**Provided data:**
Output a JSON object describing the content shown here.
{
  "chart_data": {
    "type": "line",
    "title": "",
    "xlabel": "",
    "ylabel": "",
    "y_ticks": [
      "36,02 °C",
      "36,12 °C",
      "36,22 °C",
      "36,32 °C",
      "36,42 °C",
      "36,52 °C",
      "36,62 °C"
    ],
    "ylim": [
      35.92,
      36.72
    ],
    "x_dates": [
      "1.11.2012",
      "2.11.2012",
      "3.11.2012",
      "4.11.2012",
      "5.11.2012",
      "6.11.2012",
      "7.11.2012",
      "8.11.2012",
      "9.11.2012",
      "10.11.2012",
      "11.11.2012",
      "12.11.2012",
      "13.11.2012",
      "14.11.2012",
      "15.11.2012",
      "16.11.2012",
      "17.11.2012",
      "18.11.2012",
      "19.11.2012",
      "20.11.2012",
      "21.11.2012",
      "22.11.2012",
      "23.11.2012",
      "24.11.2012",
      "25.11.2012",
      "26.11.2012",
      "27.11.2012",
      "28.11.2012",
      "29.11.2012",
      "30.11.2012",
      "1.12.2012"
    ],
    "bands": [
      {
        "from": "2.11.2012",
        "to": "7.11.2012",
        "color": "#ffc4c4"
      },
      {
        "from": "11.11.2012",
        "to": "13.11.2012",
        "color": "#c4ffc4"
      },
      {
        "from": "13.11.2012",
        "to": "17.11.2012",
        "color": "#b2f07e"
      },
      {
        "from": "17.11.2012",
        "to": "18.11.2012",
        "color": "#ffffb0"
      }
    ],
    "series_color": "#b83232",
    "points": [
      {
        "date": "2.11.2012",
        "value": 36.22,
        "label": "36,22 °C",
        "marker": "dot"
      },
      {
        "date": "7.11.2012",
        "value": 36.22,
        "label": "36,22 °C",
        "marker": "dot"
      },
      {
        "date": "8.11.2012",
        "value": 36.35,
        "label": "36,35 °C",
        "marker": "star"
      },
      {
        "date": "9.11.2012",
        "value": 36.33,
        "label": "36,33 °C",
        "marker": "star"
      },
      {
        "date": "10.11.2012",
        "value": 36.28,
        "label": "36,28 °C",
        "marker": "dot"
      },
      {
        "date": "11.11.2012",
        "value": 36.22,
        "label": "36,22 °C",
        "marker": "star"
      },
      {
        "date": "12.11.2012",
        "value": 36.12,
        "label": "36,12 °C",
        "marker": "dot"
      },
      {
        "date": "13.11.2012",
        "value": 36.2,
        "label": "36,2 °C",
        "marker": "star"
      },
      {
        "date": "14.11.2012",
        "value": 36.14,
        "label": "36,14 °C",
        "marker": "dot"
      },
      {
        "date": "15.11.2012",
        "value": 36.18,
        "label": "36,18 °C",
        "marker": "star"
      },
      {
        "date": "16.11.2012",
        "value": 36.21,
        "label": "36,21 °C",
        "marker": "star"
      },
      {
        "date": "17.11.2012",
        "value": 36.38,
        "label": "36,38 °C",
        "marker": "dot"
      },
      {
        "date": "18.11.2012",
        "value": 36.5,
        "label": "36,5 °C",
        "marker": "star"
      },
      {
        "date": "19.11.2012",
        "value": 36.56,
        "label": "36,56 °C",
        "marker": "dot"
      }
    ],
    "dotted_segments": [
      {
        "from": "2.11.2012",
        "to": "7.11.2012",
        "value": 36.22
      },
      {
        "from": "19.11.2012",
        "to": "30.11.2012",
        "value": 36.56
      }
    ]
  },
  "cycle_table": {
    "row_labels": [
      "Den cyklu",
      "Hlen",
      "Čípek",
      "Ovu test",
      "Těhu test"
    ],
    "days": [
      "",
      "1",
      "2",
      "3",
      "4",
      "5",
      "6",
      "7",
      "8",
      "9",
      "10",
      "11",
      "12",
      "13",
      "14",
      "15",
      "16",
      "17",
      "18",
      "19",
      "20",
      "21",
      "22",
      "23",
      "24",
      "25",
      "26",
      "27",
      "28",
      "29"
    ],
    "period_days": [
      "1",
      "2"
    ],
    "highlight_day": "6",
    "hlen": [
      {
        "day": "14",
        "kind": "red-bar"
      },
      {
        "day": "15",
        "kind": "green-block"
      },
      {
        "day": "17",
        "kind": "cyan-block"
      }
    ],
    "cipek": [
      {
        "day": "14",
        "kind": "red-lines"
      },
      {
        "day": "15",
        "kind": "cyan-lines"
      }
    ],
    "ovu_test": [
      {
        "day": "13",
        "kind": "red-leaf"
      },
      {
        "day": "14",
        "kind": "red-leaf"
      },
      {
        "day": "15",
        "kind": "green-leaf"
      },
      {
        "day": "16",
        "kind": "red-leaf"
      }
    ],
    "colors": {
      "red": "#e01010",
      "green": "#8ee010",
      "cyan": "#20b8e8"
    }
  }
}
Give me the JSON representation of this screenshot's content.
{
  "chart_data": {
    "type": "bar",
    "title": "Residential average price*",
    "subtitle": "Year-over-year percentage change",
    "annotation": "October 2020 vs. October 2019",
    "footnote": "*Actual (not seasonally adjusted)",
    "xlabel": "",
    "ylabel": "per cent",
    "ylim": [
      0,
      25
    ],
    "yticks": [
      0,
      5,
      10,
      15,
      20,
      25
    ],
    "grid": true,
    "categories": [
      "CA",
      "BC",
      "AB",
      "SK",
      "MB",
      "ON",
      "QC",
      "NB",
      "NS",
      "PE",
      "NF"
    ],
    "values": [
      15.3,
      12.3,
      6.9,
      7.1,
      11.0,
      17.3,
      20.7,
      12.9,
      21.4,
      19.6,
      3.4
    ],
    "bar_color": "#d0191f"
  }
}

**What you should do:** Give the entries once more, exactly as they appear.

**Expected answer:**
Output a JSON object describing the content shown here.
{
  "chart_data": {
    "type": "line",
    "title": "",
    "xlabel": "",
    "ylabel": "",
    "y_ticks": [
      "36,02 °C",
      "36,12 °C",
      "36,22 °C",
      "36,32 °C",
      "36,42 °C",
      "36,52 °C",
      "36,62 °C"
    ],
    "ylim": [
      35.92,
      36.72
    ],
    "x_dates": [
      "1.11.2012",
      "2.11.2012",
      "3.11.2012",
      "4.11.2012",
      "5.11.2012",
      "6.11.2012",
      "7.11.2012",
      "8.11.2012",
      "9.11.2012",
      "10.11.2012",
      "11.11.2012",
      "12.11.2012",
      "13.11.2012",
      "14.11.2012",
      "15.11.2012",
      "16.11.2012",
      "17.11.2012",
      "18.11.2012",
      "19.11.2012",
      "20.11.2012",
      "21.11.2012",
      "22.11.2012",
      "23.11.2012",
      "24.11.2012",
      "25.11.2012",
      "26.11.2012",
      "27.11.2012",
      "28.11.2012",
      "29.11.2012",
      "30.11.2012",
      "1.12.2012"
    ],
    "bands": [
      {
        "from": "2.11.2012",
        "to": "7.11.2012",
        "color": "#ffc4c4"
      },
      {
        "from": "11.11.2012",
        "to": "13.11.2012",
        "color": "#c4ffc4"
      },
      {
        "from": "13.11.2012",
        "to": "17.11.2012",
        "color": "#b2f07e"
      },
      {
        "from": "17.11.2012",
        "to": "18.11.2012",
        "color": "#ffffb0"
      }
    ],
    "series_color": "#b83232",
    "points": [
      {
        "date": "2.11.2012",
        "value": 36.22,
        "label": "36,22 °C",
        "marker": "dot"
      },
      {
        "date": "7.11.2012",
        "value": 36.22,
        "label": "36,22 °C",
        "marker": "dot"
      },
      {
        "date": "8.11.2012",
        "value": 36.35,
        "label": "36,35 °C",
        "marker": "star"
      },
      {
        "date": "9.11.2012",
        "value": 36.33,
        "label": "36,33 °C",
        "marker": "star"
      },
      {
        "date": "10.11.2012",
        "value": 36.28,
        "label": "36,28 °C",
        "marker": "dot"
      },
      {
        "date": "11.11.2012",
        "value": 36.22,
        "label": "36,22 °C",
        "marker": "star"
      },
      {
        "date": "12.11.2012",
        "value": 36.12,
        "label": "36,12 °C",
        "marker": "dot"
      },
      {
        "date": "13.11.2012",
        "value": 36.2,
        "label": "36,2 °C",
        "marker": "star"
      },
      {
        "date": "14.11.2012",
        "value": 36.14,
        "label": "36,14 °C",
        "marker": "dot"
      },
      {
        "date": "15.11.2012",
        "value": 36.18,
        "label": "36,18 °C",
        "marker": "star"
      },
      {
        "date": "16.11.2012",
        "value": 36.21,
        "label": "36,21 °C",
        "marker": "star"
      },
      {
        "date": "17.11.2012",
        "value": 36.38,
        "label": "36,38 °C",
        "marker": "dot"
      },
      {
        "date": "18.11.2012",
        "value": 36.5,
        "label": "36,5 °C",
        "marker": "star"
      },
      {
        "date": "19.11.2012",
        "value": 36.56,
        "label": "36,56 °C",
        "marker": "dot"
      }
    ],
    "dotted_segments": [
      {
        "from": "2.11.2012",
        "to": "7.11.2012",
        "value": 36.22
      },
      {
        "from": "19.11.2012",
        "to": "30.11.2012",
        "value": 36.56
      }
    ]
  },
  "cycle_table": {
    "row_labels": [
      "Den cyklu",
      "Hlen",
      "Čípek",
      "Ovu test",
      "Těhu test"
    ],
    "days": [
      "",
      "1",
      "2",
      "3",
      "4",
      "5",
      "6",
      "7",
      "8",
      "9",
      "10",
      "11",
      "12",
      "13",
      "14",
      "15",
      "16",
      "17",
      "18",
      "19",
      "20",
      "21",
      "22",
      "23",
      "24",
      "25",
      "26",
      "27",
      "28",
      "29"
    ],
    "period_days": [
      "1",
      "2"
    ],
    "highlight_day": "6",
    "hlen": [
      {
        "day": "14",
        "kind": "red-bar"
      },
      {
        "day": "15",
        "kind": "green-block"
      },
      {
        "day": "17",
        "kind": "cyan-block"
      }
    ],
    "cipek": [
      {
        "day": "14",
        "kind": "red-lines"
      },
      {
        "day": "15",
        "kind": "cyan-lines"
      }
    ],
    "ovu_test": [
      {
        "day": "13",
        "kind": "red-leaf"
      },
      {
        "day": "14",
        "kind": "red-leaf"
      },
      {
        "day": "15",
        "kind": "green-leaf"
      },
      {
        "day": "16",
        "kind": "red-leaf"
      }
    ],
    "colors": {
      "red": "#e01010",
      "green": "#8ee010",
      "cyan": "#20b8e8"
    }
  }
}
Give me the JSON representation of this screenshot's content.
{
  "chart_data": {
    "type": "bar",
    "title": "Residential average price*",
    "subtitle": "Year-over-year percentage change",
    "annotation": "October 2020 vs. October 2019",
    "footnote": "*Actual (not seasonally adjusted)",
    "xlabel": "",
    "ylabel": "per cent",
    "ylim": [
      0,
      25
    ],
    "yticks": [
      0,
      5,
      10,
      15,
      20,
      25
    ],
    "grid": true,
    "categories": [
      "CA",
      "BC",
      "AB",
      "SK",
      "MB",
      "ON",
      "QC",
      "NB",
      "NS",
      "PE",
      "NF"
    ],
    "values": [
      15.3,
      12.3,
      6.9,
      7.1,
      11.0,
      17.3,
      20.7,
      12.9,
      21.4,
      19.6,
      3.4
    ],
    "bar_color": "#d0191f"
  }
}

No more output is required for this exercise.